_Set problem_
Continue the forum thread about choosing a wax for a black car, starting right after its last line.

_Passage given_
______
# Wax for black car?



## TypeR255 (Jul 5, 2012)

Seeing as the higher percentage of carnauba wax is not always better, which wax is best for a black car? (Price, nothing more then 80) I was judging it from high percentage....

Thanks in advance


----------



## magpieV6 (Jul 29, 2008)

Supernatural!  

There's lots of choice really, all down to prep


----------



## VAG-hag (May 14, 2012)

Dodo juice purple haze over black hole..... delicious!


----------



## derbigofast (Dec 6, 2011)

try chemical guys black a new wax brought out for black cars


----------



## AndyA4TDI (May 7, 2012)

Amigo + Vics Red = stunning, only 35 quid for both


----------



## President Swirl (Oct 23, 2011)

The two main one's that have stood out for me on black paint, are Blue Velvet and tech wax 2.0. I have used many to great effect, but these in my eyes have been the best. Considerably under your budget as well.


----------



## id_doug (Apr 6, 2011)

DoDo SN Hybrid is very good :thumb:


----------



## Prism Detailing (Jun 8, 2006)

Dodo juice purple haze pro is amazing on black

Sent from my Nexus 7 using Tapatalk 2


----------



## Summit Detailing (Oct 9, 2006)

Prep, prep, prep...did someone mention prep:thumb:

95% of the final finish is in the prep stages, LSP largely irrelevant in regards to 'looks' the only differences which you'll notice between LSP's are application methods, water behaviour and durability


----------



## DJ X-Ray (Sep 2, 2012)

I wouldn't worry about wax for certain colours any wax would be suitable for any colour ime.Good prep is the main thing for me.Maybe some Vics Concours/ Blackfire Midnight Sun/AG HD


----------



## Daveskater (Jan 13, 2012)

There really is an unending list, but I'm really enjoying Angelwax Dark Angel on my car. Dodo Juice Purple Haze as already mentioned looks great as well, especially when coupled with Poorboy's Black Hole. Both are enjoyable to use, but Angelwax lasts twice as long.


----------



## Mikej857 (Jan 17, 2012)

I have used both blackhole and purple haze over each other and although gives a great finish it is time consuming

My latest find was Supernatural Hybrid and the results were spectacular

This is after just 1 layer


----------



## dubber (Oct 2, 2011)
______
_Records provided_
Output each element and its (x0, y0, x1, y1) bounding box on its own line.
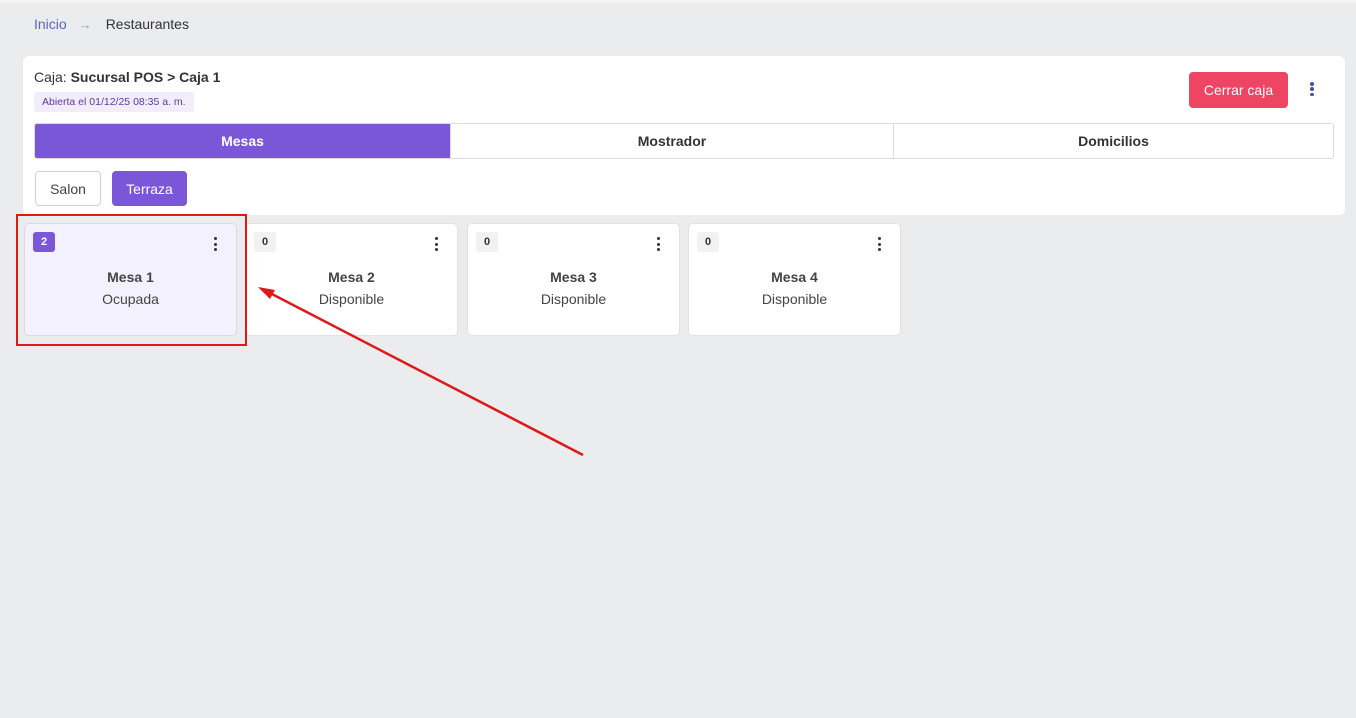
table-count-badge: 0 (254, 232, 276, 252)
table-card-mesa-1[interactable]: 2 Mesa 1 Ocupada (24, 223, 237, 336)
table-card-mesa-3[interactable]: 0 Mesa 3 Disponible (467, 223, 680, 336)
table-card-mesa-2[interactable]: 0 Mesa 2 Disponible (245, 223, 458, 336)
order-type-tabs: Mesas Mostrador Domicilios (34, 123, 1334, 159)
table-name: Mesa 4 (771, 269, 818, 285)
register-name: Caja 1 (179, 69, 221, 85)
kebab-vertical-icon[interactable] (1306, 80, 1318, 98)
zone-salon-button[interactable]: Salon (35, 171, 101, 206)
table-count-badge: 2 (33, 232, 55, 252)
breadcrumb-home-link[interactable]: Inicio (34, 16, 67, 32)
table-count-badge: 0 (697, 232, 719, 252)
table-card-mesa-4[interactable]: 0 Mesa 4 Disponible (688, 223, 901, 336)
register-branch: Sucursal POS (70, 69, 164, 85)
table-status: Ocupada (102, 291, 159, 307)
tab-domicilios[interactable]: Domicilios (893, 124, 1333, 158)
table-menu-kebab-icon[interactable] (432, 237, 440, 251)
table-name: Mesa 3 (550, 269, 597, 285)
top-divider (0, 0, 1356, 3)
table-status: Disponible (318, 291, 385, 307)
table-name: Mesa 2 (328, 269, 375, 285)
breadcrumb: Inicio → Restaurantes (34, 16, 189, 32)
table-count-badge: 0 (476, 232, 498, 252)
register-chevron: > (167, 69, 176, 85)
register-panel: Caja: Sucursal POS > Caja 1 Abierta el 0… (23, 56, 1345, 215)
register-prefix: Caja: (34, 69, 67, 85)
table-menu-kebab-icon[interactable] (654, 237, 662, 251)
register-title: Caja: Sucursal POS > Caja 1 (34, 69, 220, 85)
tab-mostrador[interactable]: Mostrador (450, 124, 893, 158)
breadcrumb-current: Restaurantes (105, 16, 189, 32)
zone-terraza-button[interactable]: Terraza (112, 171, 187, 206)
tab-mesas[interactable]: Mesas (35, 124, 450, 158)
close-register-button[interactable]: Cerrar caja (1189, 72, 1288, 108)
table-name: Mesa 1 (107, 269, 154, 285)
opened-at-badge: Abierta el 01/12/25 08:35 a. m. (34, 92, 194, 112)
table-menu-kebab-icon[interactable] (875, 237, 883, 251)
table-menu-kebab-icon[interactable] (211, 237, 219, 251)
table-status: Disponible (761, 291, 828, 307)
table-status: Disponible (540, 291, 607, 307)
breadcrumb-arrow-icon: → (78, 16, 92, 32)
______
_Reply_
I like chemical guys triple x on black :thumb: personal choice thou really


----------



## -Raven- (Aug 26, 2010)

AndyCa said:


> Amigo + Vics Red = stunning, only 35 quid for both


+1

Very nice combo on black! :argie:


----------



## Greboth (May 14, 2012)

VAG-hag said:


> Dodo juice purple haze over black hole..... delicious!





Prism Detailing said:


> Dodo juice purple haze pro is amazing on black


As preciously said preperation is everything but another vote for PHP. It is a hard wax but personally I find it make it easy to get really thin coats on the car. Also I applied it the start of November due to the weather it has only been washed at new year but still beading nicely.


----------



## TheMilko2905 (Sep 22, 2011)

I'll be brave and ask a controversial question. Lol

Why a wax and not a sealant?


----------



## blader1611 (Mar 2, 2012)

You could possibly try a hundred different waxes and I would bet you wouldnt notice one from the other when on the car (I certainly cant). As others have said its all about the prep for your finish not the wax.


----------



## MEH4N (Mar 15, 2012)

DJ Purple Haze/SNH or bouncers 22/sherbert fizz

all great on black


----------



## TopSport+ (Jul 22, 2012)

-Raven- said:


> +1
> 
> Very nice combo on black! :argie:


+2:thumb:


----------



## Trip tdi (Sep 3, 2008)

Bouncers 22 or Racegalze 55 my man would knock the socks off most waxes within this price range :thumb:


----------



## Alex L (Oct 25, 2005)

Daveskater said:


> There really is an unending list, but I'm really enjoying Angelwax Dark Angel on my car. Dodo Juice Purple Haze as already mentioned looks great as well, especially when coupled with Poorboy's Black Hole. Both are enjoyable to use, but Angelwax lasts twice as long.


Did you use anything under the Dark Angel? or just on it's own?


----------



## gerz1873 (May 15, 2010)

Autoglym HD wax, looks great on my panther black Focus. Prep is essential for any lsp


----------



## msb (Dec 20, 2009)

TopSport said:


> +2:thumb:


+3 :thumb:

Also Blackmax and Vantage from Britemax are a pretty good combo for around £50


----------



## onza100 (Apr 30, 2012)

I'm really liking Finish Kare 1000P at the moment. Just got some black hole to try before it as it was recommended so often.


----------



## bero1306 (Jan 24, 2011)

Not really sure why all the different answers when any wax will do. 

Its all down to the prep. :thumb:


----------



## Alex L (Oct 25, 2005)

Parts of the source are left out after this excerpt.